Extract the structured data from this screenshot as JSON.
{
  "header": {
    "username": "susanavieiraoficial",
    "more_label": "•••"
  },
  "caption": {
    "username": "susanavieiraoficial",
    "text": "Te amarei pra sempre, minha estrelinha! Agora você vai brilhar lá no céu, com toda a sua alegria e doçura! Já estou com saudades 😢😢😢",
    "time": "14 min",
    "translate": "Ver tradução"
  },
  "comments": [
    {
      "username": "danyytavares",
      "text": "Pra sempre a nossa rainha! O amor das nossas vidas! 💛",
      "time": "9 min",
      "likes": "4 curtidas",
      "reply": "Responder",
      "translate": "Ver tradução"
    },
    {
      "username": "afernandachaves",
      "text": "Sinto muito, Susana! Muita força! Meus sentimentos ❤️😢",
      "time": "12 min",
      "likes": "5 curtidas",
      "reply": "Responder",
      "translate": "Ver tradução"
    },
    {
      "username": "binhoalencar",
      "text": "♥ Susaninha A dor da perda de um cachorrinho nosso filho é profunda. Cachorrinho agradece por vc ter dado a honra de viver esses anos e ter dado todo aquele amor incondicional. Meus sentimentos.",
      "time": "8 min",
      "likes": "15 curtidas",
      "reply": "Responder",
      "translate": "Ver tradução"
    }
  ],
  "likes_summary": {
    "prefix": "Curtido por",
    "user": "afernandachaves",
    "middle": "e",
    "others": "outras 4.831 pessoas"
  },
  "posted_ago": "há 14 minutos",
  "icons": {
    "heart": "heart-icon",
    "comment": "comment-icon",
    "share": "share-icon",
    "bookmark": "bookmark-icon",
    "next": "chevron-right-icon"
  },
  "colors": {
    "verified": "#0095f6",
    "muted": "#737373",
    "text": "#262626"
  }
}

○ ○ ○ ○

### Exercise aim
Filter the listing above for the string "sempre" and copy every matching line.

### Result for this exercise
    "text": "Te amarei pra sempre, minha estrelinha! Agora você vai brilhar lá no céu, com toda a sua alegria e doçura! Já estou com saudades 😢😢😢",
      "text": "Pra sempre a nossa rainha! O amor das nossas vidas! 💛",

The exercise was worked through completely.